MATERIAL PROVIDED>
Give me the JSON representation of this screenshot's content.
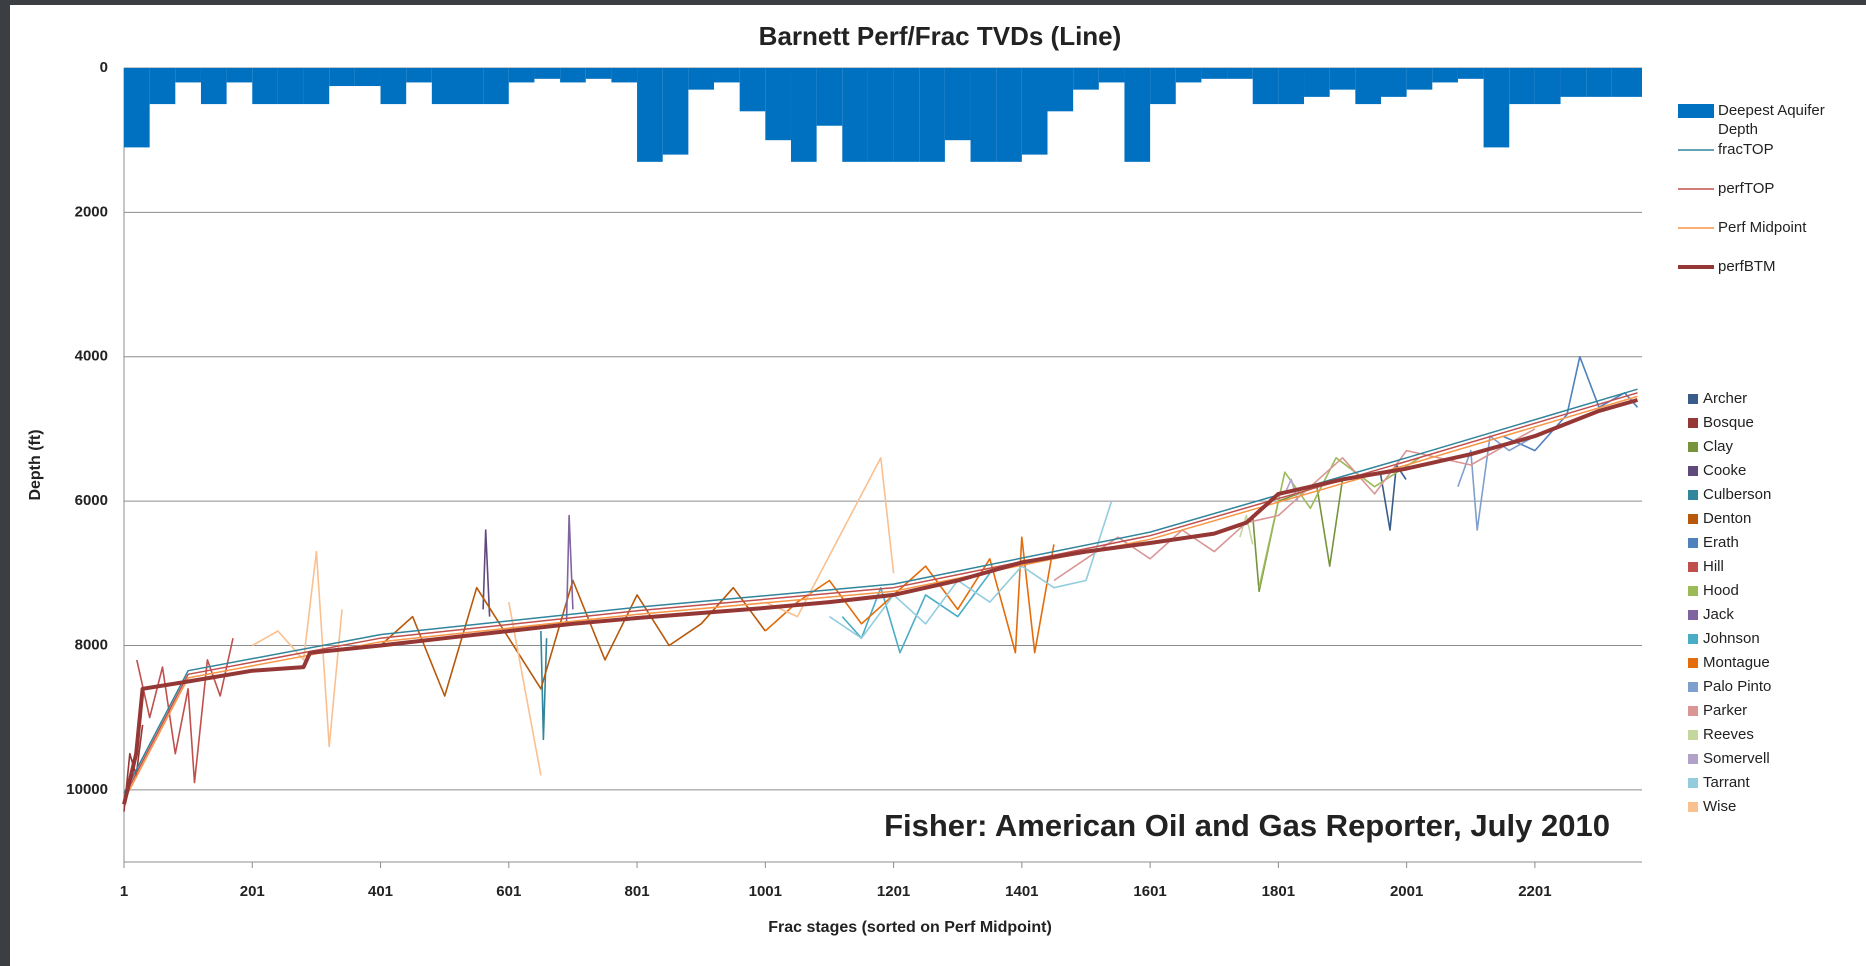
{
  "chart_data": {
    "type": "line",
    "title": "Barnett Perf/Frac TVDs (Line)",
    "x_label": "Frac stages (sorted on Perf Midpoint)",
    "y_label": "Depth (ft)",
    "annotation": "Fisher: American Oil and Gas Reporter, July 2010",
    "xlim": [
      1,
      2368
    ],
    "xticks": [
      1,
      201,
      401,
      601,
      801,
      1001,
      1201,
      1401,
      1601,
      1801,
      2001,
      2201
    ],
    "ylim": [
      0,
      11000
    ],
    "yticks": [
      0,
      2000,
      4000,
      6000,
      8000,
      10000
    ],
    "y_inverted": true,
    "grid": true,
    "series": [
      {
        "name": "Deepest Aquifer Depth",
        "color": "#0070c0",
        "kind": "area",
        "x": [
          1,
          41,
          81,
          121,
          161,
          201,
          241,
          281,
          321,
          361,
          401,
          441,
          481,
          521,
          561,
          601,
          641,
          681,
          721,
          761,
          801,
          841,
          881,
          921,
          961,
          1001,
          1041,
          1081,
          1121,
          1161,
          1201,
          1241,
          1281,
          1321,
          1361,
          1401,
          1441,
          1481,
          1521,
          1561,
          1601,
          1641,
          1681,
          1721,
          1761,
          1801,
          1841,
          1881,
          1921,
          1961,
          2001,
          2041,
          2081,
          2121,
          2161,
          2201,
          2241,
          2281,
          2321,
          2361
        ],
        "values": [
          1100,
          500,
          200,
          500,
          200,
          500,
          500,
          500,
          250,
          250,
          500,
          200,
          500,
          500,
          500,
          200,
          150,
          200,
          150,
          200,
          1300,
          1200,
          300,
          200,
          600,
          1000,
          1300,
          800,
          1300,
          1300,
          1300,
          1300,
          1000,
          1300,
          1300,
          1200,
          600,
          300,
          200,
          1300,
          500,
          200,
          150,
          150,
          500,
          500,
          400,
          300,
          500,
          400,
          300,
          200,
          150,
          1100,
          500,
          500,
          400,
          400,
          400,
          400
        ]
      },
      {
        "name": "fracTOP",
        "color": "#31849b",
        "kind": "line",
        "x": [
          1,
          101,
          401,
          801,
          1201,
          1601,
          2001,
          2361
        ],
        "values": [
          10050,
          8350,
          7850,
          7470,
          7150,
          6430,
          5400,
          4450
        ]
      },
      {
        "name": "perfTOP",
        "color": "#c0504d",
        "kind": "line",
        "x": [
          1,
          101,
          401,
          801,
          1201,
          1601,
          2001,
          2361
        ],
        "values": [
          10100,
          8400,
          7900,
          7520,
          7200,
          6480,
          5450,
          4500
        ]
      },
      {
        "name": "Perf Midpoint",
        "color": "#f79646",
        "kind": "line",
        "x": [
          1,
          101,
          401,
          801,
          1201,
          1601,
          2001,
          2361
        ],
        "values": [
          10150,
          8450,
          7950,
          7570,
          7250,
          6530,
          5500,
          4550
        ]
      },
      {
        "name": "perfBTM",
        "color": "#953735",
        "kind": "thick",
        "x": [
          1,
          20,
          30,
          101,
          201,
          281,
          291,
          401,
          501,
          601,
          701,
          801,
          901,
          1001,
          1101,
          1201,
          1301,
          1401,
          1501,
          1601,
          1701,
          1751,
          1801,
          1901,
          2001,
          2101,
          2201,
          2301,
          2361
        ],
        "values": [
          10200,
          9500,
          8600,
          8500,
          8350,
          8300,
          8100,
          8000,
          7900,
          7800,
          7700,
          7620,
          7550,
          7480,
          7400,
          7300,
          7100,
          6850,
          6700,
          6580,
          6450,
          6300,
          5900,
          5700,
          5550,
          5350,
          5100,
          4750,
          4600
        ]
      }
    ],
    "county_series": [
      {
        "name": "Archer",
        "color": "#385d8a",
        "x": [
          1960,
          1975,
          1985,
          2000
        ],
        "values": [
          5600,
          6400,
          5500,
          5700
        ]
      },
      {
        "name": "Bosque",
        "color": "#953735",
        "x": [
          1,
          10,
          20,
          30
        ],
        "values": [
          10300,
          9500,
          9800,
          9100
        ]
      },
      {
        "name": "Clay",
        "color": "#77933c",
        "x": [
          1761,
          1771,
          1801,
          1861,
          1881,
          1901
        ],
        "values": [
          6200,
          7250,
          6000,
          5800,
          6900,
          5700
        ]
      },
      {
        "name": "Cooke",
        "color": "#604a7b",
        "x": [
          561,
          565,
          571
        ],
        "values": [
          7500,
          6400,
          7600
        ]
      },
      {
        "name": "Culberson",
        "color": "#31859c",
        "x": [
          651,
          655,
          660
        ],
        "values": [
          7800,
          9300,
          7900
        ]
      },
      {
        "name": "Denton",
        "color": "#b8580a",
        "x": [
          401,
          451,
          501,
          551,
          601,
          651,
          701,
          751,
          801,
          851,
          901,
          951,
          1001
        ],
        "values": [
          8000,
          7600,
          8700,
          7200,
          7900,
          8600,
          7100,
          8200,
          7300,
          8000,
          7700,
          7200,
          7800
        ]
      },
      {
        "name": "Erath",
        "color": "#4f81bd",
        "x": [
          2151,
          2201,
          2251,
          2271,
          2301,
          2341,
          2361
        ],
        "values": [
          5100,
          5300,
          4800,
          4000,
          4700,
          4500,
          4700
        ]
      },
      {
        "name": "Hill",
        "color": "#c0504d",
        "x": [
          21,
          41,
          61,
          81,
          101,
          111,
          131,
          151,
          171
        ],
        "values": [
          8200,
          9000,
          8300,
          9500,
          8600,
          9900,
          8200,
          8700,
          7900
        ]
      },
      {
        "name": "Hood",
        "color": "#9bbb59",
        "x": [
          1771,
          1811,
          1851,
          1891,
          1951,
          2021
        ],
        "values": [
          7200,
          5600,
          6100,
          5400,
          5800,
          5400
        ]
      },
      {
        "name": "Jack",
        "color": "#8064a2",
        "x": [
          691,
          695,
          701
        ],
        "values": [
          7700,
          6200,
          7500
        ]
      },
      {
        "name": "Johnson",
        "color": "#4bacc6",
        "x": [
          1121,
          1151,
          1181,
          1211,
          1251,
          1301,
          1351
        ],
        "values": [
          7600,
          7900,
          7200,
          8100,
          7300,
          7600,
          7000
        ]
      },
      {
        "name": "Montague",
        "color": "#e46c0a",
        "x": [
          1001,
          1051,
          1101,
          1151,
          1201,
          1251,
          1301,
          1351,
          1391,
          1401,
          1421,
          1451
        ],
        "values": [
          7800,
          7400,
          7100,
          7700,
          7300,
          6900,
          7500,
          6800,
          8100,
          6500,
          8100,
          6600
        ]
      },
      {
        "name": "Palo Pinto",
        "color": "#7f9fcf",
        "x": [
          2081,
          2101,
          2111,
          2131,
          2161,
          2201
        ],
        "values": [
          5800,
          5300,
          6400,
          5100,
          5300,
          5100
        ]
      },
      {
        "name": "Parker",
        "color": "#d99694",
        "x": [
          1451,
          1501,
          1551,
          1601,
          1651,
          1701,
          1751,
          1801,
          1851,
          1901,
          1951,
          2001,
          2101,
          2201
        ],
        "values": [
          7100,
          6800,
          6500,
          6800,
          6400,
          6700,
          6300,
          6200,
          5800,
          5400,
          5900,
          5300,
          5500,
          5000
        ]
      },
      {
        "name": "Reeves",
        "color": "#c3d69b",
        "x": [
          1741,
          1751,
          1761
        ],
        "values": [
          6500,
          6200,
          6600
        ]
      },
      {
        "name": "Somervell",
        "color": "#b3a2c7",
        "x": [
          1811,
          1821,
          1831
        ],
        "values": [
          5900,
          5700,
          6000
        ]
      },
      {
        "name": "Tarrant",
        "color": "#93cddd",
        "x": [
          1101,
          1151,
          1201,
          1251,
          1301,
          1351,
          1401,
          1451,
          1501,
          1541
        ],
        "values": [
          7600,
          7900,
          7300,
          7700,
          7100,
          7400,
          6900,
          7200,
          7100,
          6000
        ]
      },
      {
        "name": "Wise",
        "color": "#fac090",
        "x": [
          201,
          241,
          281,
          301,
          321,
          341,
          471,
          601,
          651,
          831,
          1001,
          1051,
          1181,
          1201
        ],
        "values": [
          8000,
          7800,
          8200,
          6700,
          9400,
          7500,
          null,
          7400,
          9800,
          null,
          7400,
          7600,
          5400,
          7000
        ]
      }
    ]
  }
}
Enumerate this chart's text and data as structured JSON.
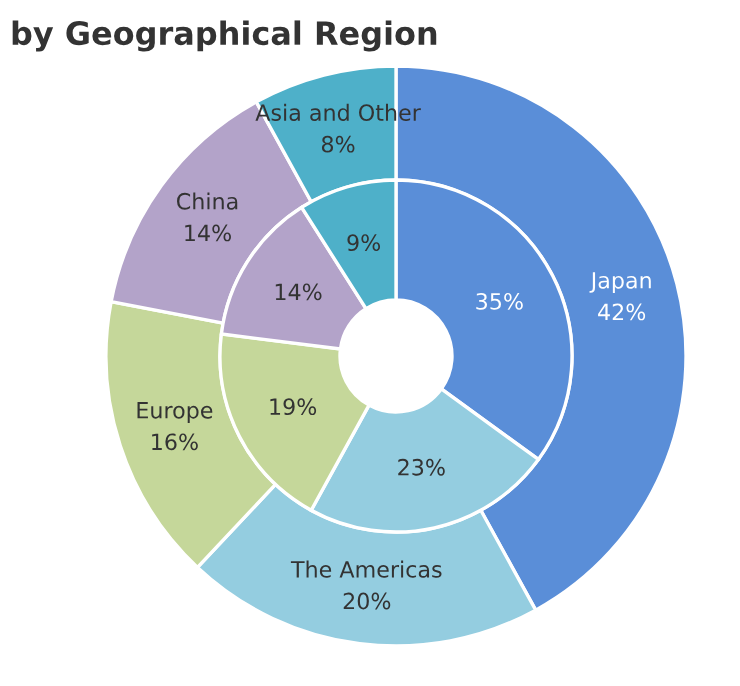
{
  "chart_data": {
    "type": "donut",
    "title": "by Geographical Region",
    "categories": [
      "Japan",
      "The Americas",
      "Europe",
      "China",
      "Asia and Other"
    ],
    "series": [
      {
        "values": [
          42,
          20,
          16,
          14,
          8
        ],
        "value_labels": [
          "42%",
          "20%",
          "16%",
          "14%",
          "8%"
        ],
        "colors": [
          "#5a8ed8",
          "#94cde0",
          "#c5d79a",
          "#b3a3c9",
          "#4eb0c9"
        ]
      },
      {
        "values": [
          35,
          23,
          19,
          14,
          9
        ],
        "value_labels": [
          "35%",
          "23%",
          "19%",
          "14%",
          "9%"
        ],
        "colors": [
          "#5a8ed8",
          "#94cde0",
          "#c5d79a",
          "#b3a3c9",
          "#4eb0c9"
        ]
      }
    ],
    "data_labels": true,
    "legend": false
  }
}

TASK> Repeat exactly the lines from the one containing "Enumerate this chart's" through the last line of the records above, both included, and leave out the pictures.

REPLY TO THE TASK>
Enumerate this chart's text and data as structured JSON.
{
  "chart_data": {
    "type": "donut",
    "title": "by Geographical Region",
    "categories": [
      "Japan",
      "The Americas",
      "Europe",
      "China",
      "Asia and Other"
    ],
    "series": [
      {
        "values": [
          42,
          20,
          16,
          14,
          8
        ],
        "value_labels": [
          "42%",
          "20%",
          "16%",
          "14%",
          "8%"
        ],
        "colors": [
          "#5a8ed8",
          "#94cde0",
          "#c5d79a",
          "#b3a3c9",
          "#4eb0c9"
        ]
      },
      {
        "values": [
          35,
          23,
          19,
          14,
          9
        ],
        "value_labels": [
          "35%",
          "23%",
          "19%",
          "14%",
          "9%"
        ],
        "colors": [
          "#5a8ed8",
          "#94cde0",
          "#c5d79a",
          "#b3a3c9",
          "#4eb0c9"
        ]
      }
    ],
    "data_labels": true,
    "legend": false
  }
}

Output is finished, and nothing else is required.